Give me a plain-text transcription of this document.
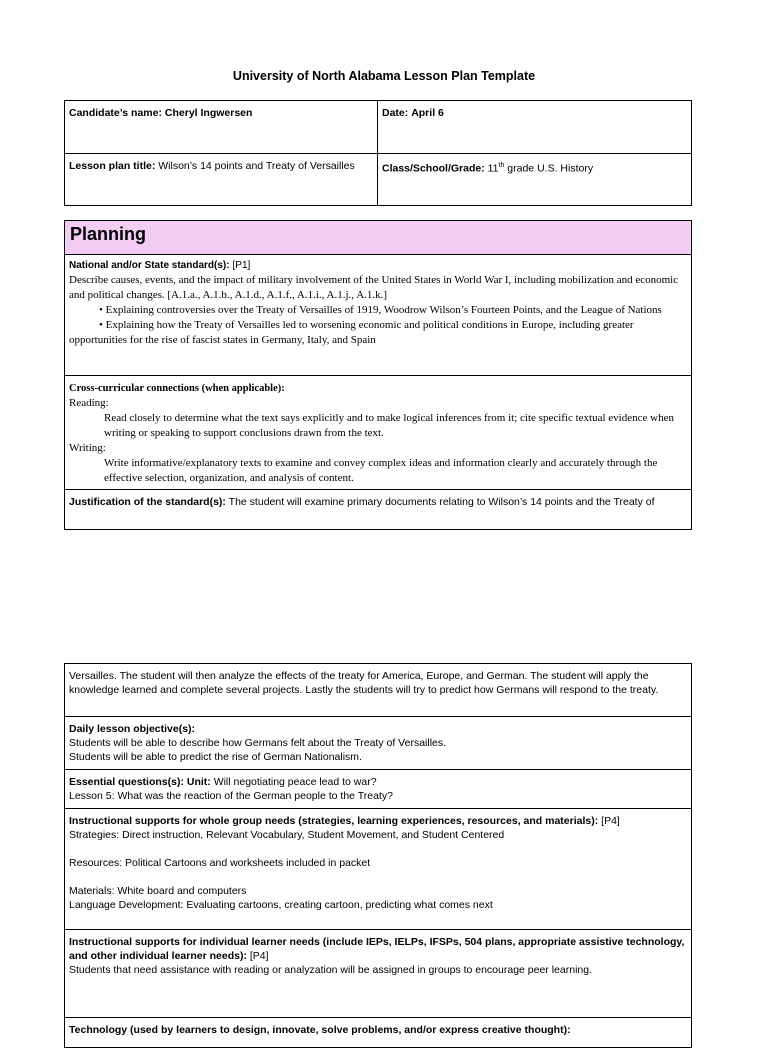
University of North Alabama Lesson Plan Template
Candidate’s name: Cheryl Ingwersen	Date: April 6
Lesson plan title: Wilson’s 14 points and Treaty of Versailles	Class/School/Grade: 11th grade U.S. History
Planning

National and/or State standard(s): [P1]
Describe causes, events, and the impact of military involvement of the United States in World War I, including mobilization and economic and political changes. [A.1.a., A.1.b., A.1.d., A.1.f., A.1.i., A.1.j., A.1.k.]
• Explaining controversies over the Treaty of Versailles of 1919, Woodrow Wilson’s Fourteen Points, and the League of Nations
• Explaining how the Treaty of Versailles led to worsening economic and political conditions in Europe, including greater opportunities for the rise of fascist states in Germany, Italy, and Spain

Cross-curricular connections (when applicable):
Reading:
Read closely to determine what the text says explicitly and to make logical inferences from it; cite specific textual evidence when writing or speaking to support conclusions drawn from the text.
Writing:
Write informative/explanatory texts to examine and convey complex ideas and information clearly and accurately through the effective selection, organization, and analysis of content.

Justification of the standard(s): The student will examine primary documents relating to Wilson’s 14 points and the Treaty of
Versailles. The student will then analyze the effects of the treaty for America, Europe, and German. The student will apply the knowledge learned and complete several projects. Lastly the students will try to predict how Germans will respond to the treaty.

Daily lesson objective(s):
Students will be able to describe how Germans felt about the Treaty of Versailles.
Students will be able to predict the rise of German Nationalism.

Essential questions(s): Unit: Will negotiating peace lead to war?
Lesson 5: What was the reaction of the German people to the Treaty?

Instructional supports for whole group needs (strategies, learning experiences, resources, and materials): [P4]
Strategies: Direct instruction, Relevant Vocabulary, Student Movement, and Student Centered
Resources: Political Cartoons and worksheets included in packet
Materials: White board and computers
Language Development: Evaluating cartoons, creating cartoon, predicting what comes next

Instructional supports for individual learner needs (include IEPs, IELPs, IFSPs, 504 plans, appropriate assistive technology, and other individual learner needs): [P4]
Students that need assistance with reading or analyzation will be assigned in groups to encourage peer learning.

Technology (used by learners to design, innovate, solve problems, and/or express creative thought):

● **Exercise objective**:
Return all of the entries word for word, but omit the pictures.

● **Written response**:
Give me a plain-text transcription of this document.
University of North Alabama Lesson Plan Template
Candidate’s name: Cheryl Ingwersen	Date: April 6
Lesson plan title: Wilson’s 14 points and Treaty of Versailles	Class/School/Grade: 11th grade U.S. History
Planning

National and/or State standard(s): [P1]
Describe causes, events, and the impact of military involvement of the United States in World War I, including mobilization and economic and political changes. [A.1.a., A.1.b., A.1.d., A.1.f., A.1.i., A.1.j., A.1.k.]
• Explaining controversies over the Treaty of Versailles of 1919, Woodrow Wilson’s Fourteen Points, and the League of Nations
• Explaining how the Treaty of Versailles led to worsening economic and political conditions in Europe, including greater opportunities for the rise of fascist states in Germany, Italy, and Spain

Cross-curricular connections (when applicable):
Reading:
Read closely to determine what the text says explicitly and to make logical inferences from it; cite specific textual evidence when writing or speaking to support conclusions drawn from the text.
Writing:
Write informative/explanatory texts to examine and convey complex ideas and information clearly and accurately through the effective selection, organization, and analysis of content.

Justification of the standard(s): The student will examine primary documents relating to Wilson’s 14 points and the Treaty of
Versailles. The student will then analyze the effects of the treaty for America, Europe, and German. The student will apply the knowledge learned and complete several projects. Lastly the students will try to predict how Germans will respond to the treaty.

Daily lesson objective(s):
Students will be able to describe how Germans felt about the Treaty of Versailles.
Students will be able to predict the rise of German Nationalism.

Essential questions(s): Unit: Will negotiating peace lead to war?
Lesson 5: What was the reaction of the German people to the Treaty?

Instructional supports for whole group needs (strategies, learning experiences, resources, and materials): [P4]
Strategies: Direct instruction, Relevant Vocabulary, Student Movement, and Student Centered
Resources: Political Cartoons and worksheets included in packet
Materials: White board and computers
Language Development: Evaluating cartoons, creating cartoon, predicting what comes next

Instructional supports for individual learner needs (include IEPs, IELPs, IFSPs, 504 plans, appropriate assistive technology, and other individual learner needs): [P4]
Students that need assistance with reading or analyzation will be assigned in groups to encourage peer learning.

Technology (used by learners to design, innovate, solve problems, and/or express creative thought):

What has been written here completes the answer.